Aim :: Give back every line of the items below unchanged, leaving out the pictures.

Stored entries:
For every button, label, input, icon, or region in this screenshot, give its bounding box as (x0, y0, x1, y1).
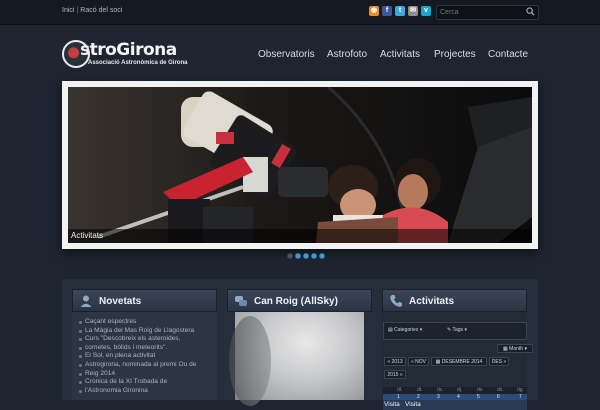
user-icon (80, 295, 92, 307)
news-item[interactable]: La Màgia del Mas Roig de Llagostera (78, 327, 214, 336)
weekday-label: dj. (457, 387, 463, 393)
prev-year-button[interactable]: « 2013 (384, 357, 406, 366)
news-item[interactable]: Crònica de la XI Trobada de (78, 378, 214, 387)
slider-dot[interactable] (295, 253, 301, 259)
categories-label: Categories (394, 327, 419, 333)
news-item-continuation[interactable]: Reig 2014 (78, 370, 214, 379)
slider-dot[interactable] (319, 253, 325, 259)
news-item[interactable]: Caçant espectres (78, 318, 214, 327)
calendar-body: ▤ Categories ▾ ✎ Tags ▾ ▦ Month ▾ « 2013… (382, 312, 533, 410)
weekday-label: dg. (517, 387, 524, 393)
news-item[interactable]: El Sol, en plena activitat (78, 352, 214, 361)
weekday-label: dc. (437, 387, 444, 393)
telescope-photo (68, 87, 532, 243)
weekday-label: dv. (477, 387, 484, 393)
nav-observatoris[interactable]: Observatoris (258, 49, 315, 60)
slider-photo[interactable]: Activitats (68, 87, 532, 243)
nav-astrofoto[interactable]: Astrofoto (327, 49, 367, 60)
slider-pagination (287, 253, 325, 259)
weekday-label: dl. (397, 387, 403, 393)
phone-icon (390, 295, 402, 307)
next-year-button[interactable]: 2015 » (384, 370, 406, 379)
slider-dot[interactable] (311, 253, 317, 259)
hero-slider[interactable]: Activitats (62, 81, 538, 249)
nav-contacte[interactable]: Contacte (488, 49, 528, 60)
calendar-column: Activitats ▤ Categories ▾ ✎ Tags ▾ ▦ Mon… (382, 289, 533, 410)
search-icon[interactable] (526, 7, 535, 16)
current-month-button[interactable]: ▦ DESEMBRE 2014 (431, 357, 487, 366)
calendar-title: Activitats (409, 296, 455, 307)
allsky-image[interactable] (229, 312, 364, 406)
email-icon[interactable]: ✉ (408, 6, 418, 16)
nav-activitats[interactable]: Activitats (380, 49, 420, 60)
slider-caption-text: Activitats (71, 231, 104, 240)
slider-dot[interactable] (287, 253, 293, 259)
chat-bubbles-icon (235, 296, 247, 306)
slider-dot[interactable] (303, 253, 309, 259)
news-item[interactable]: Astrogirona, nominada al premi Ou de (78, 361, 214, 370)
news-title: Novetats (99, 296, 142, 307)
news-item[interactable]: Curs "Descobreix els asteroides, (78, 335, 214, 344)
calendar-events: Visita Visita (383, 400, 527, 410)
weekday-label: dt. (417, 387, 423, 393)
categories-dropdown[interactable]: ▤ Categories ▾ (388, 326, 438, 335)
twitter-icon[interactable]: t (395, 6, 405, 16)
allsky-body (227, 312, 372, 406)
top-bar: Inici | Racó del soci ◉ f t ✉ v (0, 0, 600, 25)
news-item-continuation[interactable]: l'Astronomia Gironina (78, 387, 214, 396)
calendar-event[interactable]: Visita (384, 401, 400, 408)
rss-icon[interactable]: ◉ (369, 6, 379, 16)
link-inici[interactable]: Inici (62, 7, 74, 14)
allsky-header: Can Roig (AllSky) (227, 289, 372, 312)
search-box (436, 5, 539, 20)
calendar-header: Activitats (382, 289, 527, 312)
social-icons: ◉ f t ✉ v (369, 6, 431, 16)
allsky-horizon (229, 316, 271, 406)
current-month-label: DESEMBRE 2014 (441, 359, 483, 365)
tags-dropdown[interactable]: ✎ Tags ▾ (447, 326, 481, 335)
calendar-weekdays: dl. dt. dc. dj. dv. ds. dg. (383, 387, 527, 394)
news-body: Caçant espectres La Màgia del Mas Roig d… (72, 312, 217, 400)
content-area: Novetats Caçant espectres La Màgia del M… (62, 279, 538, 410)
allsky-column: Can Roig (AllSky) (227, 289, 372, 406)
view-dropdown[interactable]: ▦ Month ▾ (497, 344, 533, 353)
facebook-icon[interactable]: f (382, 6, 392, 16)
weekday-label: ds. (497, 387, 504, 393)
news-item-continuation[interactable]: cometes, bòlids i meteorits". (78, 344, 214, 353)
vimeo-icon[interactable]: v (421, 6, 431, 16)
news-header: Novetats (72, 289, 217, 312)
main-nav: Observatoris Astrofoto Activitats Projec… (0, 49, 600, 63)
next-month-button[interactable]: DES » (489, 357, 509, 366)
view-label: Month (509, 346, 524, 352)
news-column: Novetats Caçant espectres La Màgia del M… (72, 289, 217, 400)
link-raco-del-soci[interactable]: Racó del soci (80, 7, 122, 14)
slider-caption: Activitats (68, 229, 532, 243)
search-input[interactable] (440, 7, 522, 18)
news-list: Caçant espectres La Màgia del Mas Roig d… (78, 318, 214, 395)
calendar-event[interactable]: Visita (405, 401, 421, 408)
nav-projectes[interactable]: Projectes (434, 49, 476, 60)
top-links: Inici | Racó del soci (62, 7, 122, 14)
tags-label: Tags (452, 327, 464, 333)
prev-month-button[interactable]: « NOV (408, 357, 429, 366)
allsky-title: Can Roig (AllSky) (254, 296, 338, 307)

Answer for this exercise ::
For every button, label, input, icon, or region in this screenshot, give its bounding box as (x0, y0, x1, y1).
user-icon (80, 295, 92, 307)
news-item[interactable]: La Màgia del Mas Roig de Llagostera (78, 327, 214, 336)
weekday-label: dj. (457, 387, 463, 393)
prev-year-button[interactable]: « 2013 (384, 357, 406, 366)
news-item[interactable]: Crònica de la XI Trobada de (78, 378, 214, 387)
slider-dot[interactable] (295, 253, 301, 259)
categories-label: Categories (394, 327, 419, 333)
news-item-continuation[interactable]: Reig 2014 (78, 370, 214, 379)
slider-dot[interactable] (319, 253, 325, 259)
news-item[interactable]: Caçant espectres (78, 318, 214, 327)
calendar-body: ▤ Categories ▾ ✎ Tags ▾ ▦ Month ▾ « 2013… (382, 312, 533, 410)
weekday-label: dg. (517, 387, 524, 393)
news-item[interactable]: El Sol, en plena activitat (78, 352, 214, 361)
weekday-label: dc. (437, 387, 444, 393)
telescope-photo (68, 87, 532, 243)
weekday-label: dv. (477, 387, 484, 393)
nav-observatoris[interactable]: Observatoris (258, 49, 315, 60)
slider-photo[interactable]: Activitats (68, 87, 532, 243)
nav-astrofoto[interactable]: Astrofoto (327, 49, 367, 60)
slider-pagination (287, 253, 325, 259)
weekday-label: dl. (397, 387, 403, 393)
phone-icon (390, 295, 402, 307)
next-year-button[interactable]: 2015 » (384, 370, 406, 379)
slider-dot[interactable] (311, 253, 317, 259)
hero-slider[interactable]: Activitats (62, 81, 538, 249)
nav-contacte[interactable]: Contacte (488, 49, 528, 60)
calendar-column: Activitats ▤ Categories ▾ ✎ Tags ▾ ▦ Mon… (382, 289, 533, 410)
search-icon[interactable] (526, 7, 535, 16)
current-month-button[interactable]: ▦ DESEMBRE 2014 (431, 357, 487, 366)
calendar-title: Activitats (409, 296, 455, 307)
allsky-image[interactable] (229, 312, 364, 406)
email-icon[interactable]: ✉ (408, 6, 418, 16)
nav-activitats[interactable]: Activitats (380, 49, 420, 60)
slider-caption-text: Activitats (71, 231, 104, 240)
slider-dot[interactable] (287, 253, 293, 259)
chat-bubbles-icon (235, 296, 247, 306)
slider-dot[interactable] (303, 253, 309, 259)
news-item[interactable]: Astrogirona, nominada al premi Ou de (78, 361, 214, 370)
news-title: Novetats (99, 296, 142, 307)
news-item[interactable]: Curs "Descobreix els asteroides, (78, 335, 214, 344)
calendar-events: Visita Visita (383, 400, 527, 410)
weekday-label: dt. (417, 387, 423, 393)
categories-dropdown[interactable]: ▤ Categories ▾ (388, 326, 438, 335)
twitter-icon[interactable]: t (395, 6, 405, 16)
allsky-body (227, 312, 372, 406)
top-bar: Inici | Racó del soci ◉ f t ✉ v (0, 0, 600, 25)
news-item-continuation[interactable]: l'Astronomia Gironina (78, 387, 214, 396)
calendar-event[interactable]: Visita (384, 401, 400, 408)
rss-icon[interactable]: ◉ (369, 6, 379, 16)
link-inici[interactable]: Inici (62, 7, 74, 14)
allsky-header: Can Roig (AllSky) (227, 289, 372, 312)
search-box (436, 5, 539, 20)
calendar-header: Activitats (382, 289, 527, 312)
social-icons: ◉ f t ✉ v (369, 6, 431, 16)
allsky-horizon (229, 316, 271, 406)
current-month-label: DESEMBRE 2014 (441, 359, 483, 365)
tags-dropdown[interactable]: ✎ Tags ▾ (447, 326, 481, 335)
calendar-weekdays: dl. dt. dc. dj. dv. ds. dg. (383, 387, 527, 394)
news-body: Caçant espectres La Màgia del Mas Roig d… (72, 312, 217, 400)
content-area: Novetats Caçant espectres La Màgia del M… (62, 279, 538, 410)
allsky-column: Can Roig (AllSky) (227, 289, 372, 406)
view-dropdown[interactable]: ▦ Month ▾ (497, 344, 533, 353)
facebook-icon[interactable]: f (382, 6, 392, 16)
weekday-label: ds. (497, 387, 504, 393)
news-item-continuation[interactable]: cometes, bòlids i meteorits". (78, 344, 214, 353)
vimeo-icon[interactable]: v (421, 6, 431, 16)
news-header: Novetats (72, 289, 217, 312)
main-nav: Observatoris Astrofoto Activitats Projec… (0, 49, 600, 63)
next-month-button[interactable]: DES » (489, 357, 509, 366)
view-label: Month (509, 346, 524, 352)
news-column: Novetats Caçant espectres La Màgia del M… (72, 289, 217, 400)
link-raco-del-soci[interactable]: Racó del soci (80, 7, 122, 14)
slider-caption: Activitats (68, 229, 532, 243)
search-input[interactable] (440, 7, 522, 18)
news-list: Caçant espectres La Màgia del Mas Roig d… (78, 318, 214, 395)
calendar-event[interactable]: Visita (405, 401, 421, 408)
nav-projectes[interactable]: Projectes (434, 49, 476, 60)
top-links: Inici | Racó del soci (62, 7, 122, 14)
tags-label: Tags (452, 327, 464, 333)
prev-month-button[interactable]: « NOV (408, 357, 429, 366)
allsky-title: Can Roig (AllSky) (254, 296, 338, 307)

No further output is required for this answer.